#### [What the exercise asks]
Pictures in the records should not be copied, but every other part must be repeated exactly.

Entries from a dataset:
-*-

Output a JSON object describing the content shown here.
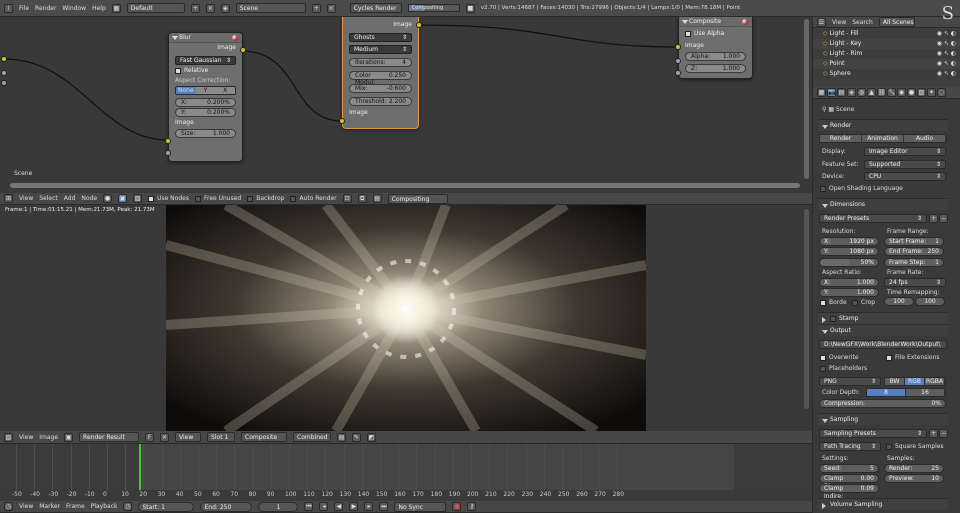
{
  "topbar": {
    "menus": [
      "File",
      "Render",
      "Window",
      "Help"
    ],
    "layout": "Default",
    "scene": "Scene",
    "engine": "Cycles Render",
    "progress_label": "Compositing",
    "stats": "v2.70 | Verts:14687 | Faces:14030 | Tris:27996 | Objects:1/4 | Lamps:1/0 | Mem:78.18M | Point"
  },
  "node_editor": {
    "scene_label": "Scene",
    "blur": {
      "title": "Blur",
      "out": "Image",
      "filter": "Fast Gaussian",
      "relative": "Relative",
      "aspect": "Aspect Correction:",
      "aspect_opts": [
        "None",
        "Y",
        "X"
      ],
      "x_label": "X:",
      "x_val": "0.200%",
      "y_label": "Y:",
      "y_val": "0.200%",
      "in_image": "Image",
      "size_label": "Size:",
      "size_val": "1.000"
    },
    "glare": {
      "out": "Image",
      "type": "Ghosts",
      "quality": "Medium",
      "iter_label": "Iterations:",
      "iter_val": "4",
      "color_label": "Color Modul:",
      "color_val": "0.250",
      "mix_label": "Mix:",
      "mix_val": "-0.600",
      "thr_label": "Threshold:",
      "thr_val": "2.200",
      "in_image": "Image"
    },
    "composite": {
      "title": "Composite",
      "use_alpha": "Use Alpha",
      "image": "Image",
      "alpha_label": "Alpha:",
      "alpha_val": "1.000",
      "z_label": "Z:",
      "z_val": "1.000"
    }
  },
  "node_header": {
    "menus": [
      "View",
      "Select",
      "Add",
      "Node"
    ],
    "use_nodes": "Use Nodes",
    "free_unused": "Free Unused",
    "backdrop": "Backdrop",
    "auto_render": "Auto Render",
    "tree": "Compositing"
  },
  "image_editor": {
    "info": "Frame:1 | Time:01:15.21 | Mem:21.73M, Peak: 21.73M",
    "menus": [
      "View",
      "Image"
    ],
    "image_name": "Render Result",
    "view": "View",
    "slot": "Slot 1",
    "layer": "Composite",
    "pass": "Combined"
  },
  "timeline": {
    "ticks": [
      "-50",
      "-40",
      "-30",
      "-20",
      "-10",
      "0",
      "10",
      "20",
      "30",
      "40",
      "50",
      "60",
      "70",
      "80",
      "90",
      "100",
      "110",
      "120",
      "130",
      "140",
      "150",
      "160",
      "170",
      "180",
      "190",
      "200",
      "210",
      "220",
      "230",
      "240",
      "250",
      "260",
      "270",
      "280"
    ],
    "menus": [
      "View",
      "Marker",
      "Frame",
      "Playback"
    ],
    "start_label": "Start:",
    "start_val": "1",
    "end_label": "End:",
    "end_val": "250",
    "current": "1",
    "sync": "No Sync"
  },
  "outliner": {
    "menus": [
      "View",
      "Search"
    ],
    "scenes": "All Scenes",
    "items": [
      "Light - Fill",
      "Light - Key",
      "Light - Rim",
      "Point",
      "Sphere"
    ]
  },
  "properties": {
    "context": "Scene",
    "render": {
      "header": "Render",
      "buttons": [
        "Render",
        "Animation",
        "Audio"
      ],
      "display_label": "Display:",
      "display": "Image Editor",
      "feature_label": "Feature Set:",
      "feature": "Supported",
      "device_label": "Device:",
      "device": "CPU",
      "osl": "Open Shading Language"
    },
    "dimensions": {
      "header": "Dimensions",
      "presets": "Render Presets",
      "res_label": "Resolution:",
      "x_label": "X:",
      "x_val": "1920 px",
      "y_label": "Y:",
      "y_val": "1080 px",
      "pct": "50%",
      "frange_label": "Frame Range:",
      "start_label": "Start Frame:",
      "start_val": "1",
      "end_label": "End Frame:",
      "end_val": "250",
      "step_label": "Frame Step:",
      "step_val": "1",
      "aspect_label": "Aspect Ratio:",
      "ax_label": "X:",
      "ax_val": "1.000",
      "ay_label": "Y:",
      "ay_val": "1.000",
      "rate_label": "Frame Rate:",
      "rate": "24 fps",
      "remap_label": "Time Remapping:",
      "remap_old": "100",
      "remap_new": "100",
      "border": "Borde",
      "crop": "Crop"
    },
    "stamp": {
      "header": "Stamp"
    },
    "output": {
      "header": "Output",
      "path": "D:\\NewGFX\\Work\\BlenderWork\\Output\\",
      "overwrite": "Overwrite",
      "file_ext": "File Extensions",
      "placeholders": "Placeholders",
      "format": "PNG",
      "modes": [
        "BW",
        "RGB",
        "RGBA"
      ],
      "depth_label": "Color Depth:",
      "depths": [
        "8",
        "16"
      ],
      "compression": "Compression:",
      "compression_val": "0%"
    },
    "sampling": {
      "header": "Sampling",
      "presets": "Sampling Presets",
      "method": "Path Tracing",
      "square": "Square Samples",
      "settings": "Settings:",
      "samples": "Samples:",
      "seed_label": "Seed:",
      "seed_val": "5",
      "render_label": "Render:",
      "render_val": "25",
      "cdirect_label": "Clamp Direc:",
      "cdirect_val": "0.00",
      "preview_label": "Preview:",
      "preview_val": "10",
      "cindirect_label": "Clamp Indire:",
      "cindirect_val": "0.09"
    },
    "volume": {
      "header": "Volume Sampling"
    }
  }
}
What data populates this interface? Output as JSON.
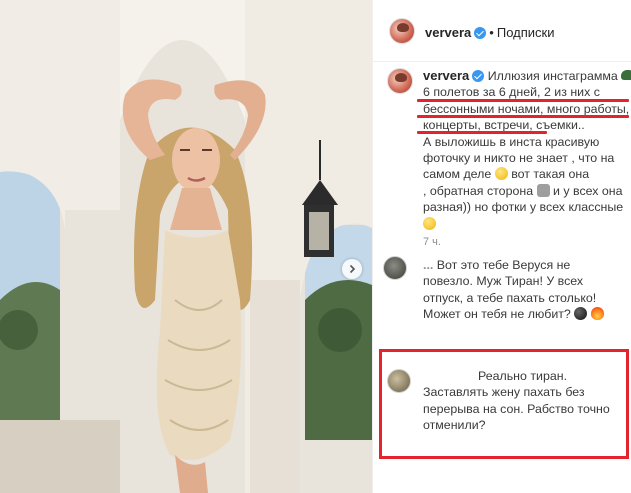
{
  "post": {
    "username": "ververa",
    "follow_label": "Подписки",
    "separator": "•"
  },
  "caption": {
    "username": "ververa",
    "lines": [
      "Иллюзия инстаграмма",
      "6 полетов за 6 дней, 2 из них с",
      "бессонными ночами, много работы,",
      "концерты, встречи, съемки..",
      "А выложишь в инста красивую",
      "фоточку и никто не знает , что на",
      "самом деле",
      "вот такая она",
      ", обратная сторона",
      "и у всех она",
      "разная)) но фотки у всех классные"
    ],
    "timestamp": "7 ч."
  },
  "comments": [
    {
      "prefix": "...",
      "lines": [
        "Вот это тебе Веруся не",
        "повезло. Муж Тиран! У всех",
        "отпуск, а тебе пахать столько!",
        "Может он тебя не любит?"
      ]
    },
    {
      "lines": [
        "Реально тиран.",
        "Заставлять жену пахать без",
        "перерыва на сон. Рабство точно",
        "отменили?"
      ]
    }
  ],
  "icons": {
    "verified": "verified-badge-icon",
    "carousel": "chevron-right-icon",
    "emoji_plane": "airplane-emoji-icon",
    "emoji_grin": "grinning-face-emoji-icon",
    "emoji_gesture": "person-gesturing-emoji-icon",
    "emoji_smile": "smiling-face-emoji-icon",
    "emoji_bomb": "bomb-emoji-icon",
    "emoji_fire": "fire-emoji-icon"
  },
  "colors": {
    "annotation_red": "#e4242c",
    "verified_blue": "#3897f0",
    "muted_text": "#8e8e8e"
  }
}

-*-

#### [Full response]
Output a JSON object describing the content shown here.
{
  "topbar": {
    "menus": [
      "File",
      "Render",
      "Window",
      "Help"
    ],
    "layout": "Default",
    "scene": "Scene",
    "engine": "Cycles Render",
    "progress_label": "Compositing",
    "stats": "v2.70 | Verts:14687 | Faces:14030 | Tris:27996 | Objects:1/4 | Lamps:1/0 | Mem:78.18M | Point"
  },
  "node_editor": {
    "scene_label": "Scene",
    "blur": {
      "title": "Blur",
      "out": "Image",
      "filter": "Fast Gaussian",
      "relative": "Relative",
      "aspect": "Aspect Correction:",
      "aspect_opts": [
        "None",
        "Y",
        "X"
      ],
      "x_label": "X:",
      "x_val": "0.200%",
      "y_label": "Y:",
      "y_val": "0.200%",
      "in_image": "Image",
      "size_label": "Size:",
      "size_val": "1.000"
    },
    "glare": {
      "out": "Image",
      "type": "Ghosts",
      "quality": "Medium",
      "iter_label": "Iterations:",
      "iter_val": "4",
      "color_label": "Color Modul:",
      "color_val": "0.250",
      "mix_label": "Mix:",
      "mix_val": "-0.600",
      "thr_label": "Threshold:",
      "thr_val": "2.200",
      "in_image": "Image"
    },
    "composite": {
      "title": "Composite",
      "use_alpha": "Use Alpha",
      "image": "Image",
      "alpha_label": "Alpha:",
      "alpha_val": "1.000",
      "z_label": "Z:",
      "z_val": "1.000"
    }
  },
  "node_header": {
    "menus": [
      "View",
      "Select",
      "Add",
      "Node"
    ],
    "use_nodes": "Use Nodes",
    "free_unused": "Free Unused",
    "backdrop": "Backdrop",
    "auto_render": "Auto Render",
    "tree": "Compositing"
  },
  "image_editor": {
    "info": "Frame:1 | Time:01:15.21 | Mem:21.73M, Peak: 21.73M",
    "menus": [
      "View",
      "Image"
    ],
    "image_name": "Render Result",
    "view": "View",
    "slot": "Slot 1",
    "layer": "Composite",
    "pass": "Combined"
  },
  "timeline": {
    "ticks": [
      "-50",
      "-40",
      "-30",
      "-20",
      "-10",
      "0",
      "10",
      "20",
      "30",
      "40",
      "50",
      "60",
      "70",
      "80",
      "90",
      "100",
      "110",
      "120",
      "130",
      "140",
      "150",
      "160",
      "170",
      "180",
      "190",
      "200",
      "210",
      "220",
      "230",
      "240",
      "250",
      "260",
      "270",
      "280"
    ],
    "menus": [
      "View",
      "Marker",
      "Frame",
      "Playback"
    ],
    "start_label": "Start:",
    "start_val": "1",
    "end_label": "End:",
    "end_val": "250",
    "current": "1",
    "sync": "No Sync"
  },
  "outliner": {
    "menus": [
      "View",
      "Search"
    ],
    "scenes": "All Scenes",
    "items": [
      "Light - Fill",
      "Light - Key",
      "Light - Rim",
      "Point",
      "Sphere"
    ]
  },
  "properties": {
    "context": "Scene",
    "render": {
      "header": "Render",
      "buttons": [
        "Render",
        "Animation",
        "Audio"
      ],
      "display_label": "Display:",
      "display": "Image Editor",
      "feature_label": "Feature Set:",
      "feature": "Supported",
      "device_label": "Device:",
      "device": "CPU",
      "osl": "Open Shading Language"
    },
    "dimensions": {
      "header": "Dimensions",
      "presets": "Render Presets",
      "res_label": "Resolution:",
      "x_label": "X:",
      "x_val": "1920 px",
      "y_label": "Y:",
      "y_val": "1080 px",
      "pct": "50%",
      "frange_label": "Frame Range:",
      "start_label": "Start Frame:",
      "start_val": "1",
      "end_label": "End Frame:",
      "end_val": "250",
      "step_label": "Frame Step:",
      "step_val": "1",
      "aspect_label": "Aspect Ratio:",
      "ax_label": "X:",
      "ax_val": "1.000",
      "ay_label": "Y:",
      "ay_val": "1.000",
      "rate_label": "Frame Rate:",
      "rate": "24 fps",
      "remap_label": "Time Remapping:",
      "remap_old": "100",
      "remap_new": "100",
      "border": "Borde",
      "crop": "Crop"
    },
    "stamp": {
      "header": "Stamp"
    },
    "output": {
      "header": "Output",
      "path": "D:\\NewGFX\\Work\\BlenderWork\\Output\\",
      "overwrite": "Overwrite",
      "file_ext": "File Extensions",
      "placeholders": "Placeholders",
      "format": "PNG",
      "modes": [
        "BW",
        "RGB",
        "RGBA"
      ],
      "depth_label": "Color Depth:",
      "depths": [
        "8",
        "16"
      ],
      "compression": "Compression:",
      "compression_val": "0%"
    },
    "sampling": {
      "header": "Sampling",
      "presets": "Sampling Presets",
      "method": "Path Tracing",
      "square": "Square Samples",
      "settings": "Settings:",
      "samples": "Samples:",
      "seed_label": "Seed:",
      "seed_val": "5",
      "render_label": "Render:",
      "render_val": "25",
      "cdirect_label": "Clamp Direc:",
      "cdirect_val": "0.00",
      "preview_label": "Preview:",
      "preview_val": "10",
      "cindirect_label": "Clamp Indire:",
      "cindirect_val": "0.09"
    },
    "volume": {
      "header": "Volume Sampling"
    }
  }
}
What data populates this interface? Output as JSON.
{
  "post": {
    "username": "ververa",
    "follow_label": "Подписки",
    "separator": "•"
  },
  "caption": {
    "username": "ververa",
    "lines": [
      "Иллюзия инстаграмма",
      "6 полетов за 6 дней, 2 из них с",
      "бессонными ночами, много работы,",
      "концерты, встречи, съемки..",
      "А выложишь в инста красивую",
      "фоточку и никто не знает , что на",
      "самом деле",
      "вот такая она",
      ", обратная сторона",
      "и у всех она",
      "разная)) но фотки у всех классные"
    ],
    "timestamp": "7 ч."
  },
  "comments": [
    {
      "prefix": "...",
      "lines": [
        "Вот это тебе Веруся не",
        "повезло. Муж Тиран! У всех",
        "отпуск, а тебе пахать столько!",
        "Может он тебя не любит?"
      ]
    },
    {
      "lines": [
        "Реально тиран.",
        "Заставлять жену пахать без",
        "перерыва на сон. Рабство точно",
        "отменили?"
      ]
    }
  ],
  "icons": {
    "verified": "verified-badge-icon",
    "carousel": "chevron-right-icon",
    "emoji_plane": "airplane-emoji-icon",
    "emoji_grin": "grinning-face-emoji-icon",
    "emoji_gesture": "person-gesturing-emoji-icon",
    "emoji_smile": "smiling-face-emoji-icon",
    "emoji_bomb": "bomb-emoji-icon",
    "emoji_fire": "fire-emoji-icon"
  },
  "colors": {
    "annotation_red": "#e4242c",
    "verified_blue": "#3897f0",
    "muted_text": "#8e8e8e"
  }
}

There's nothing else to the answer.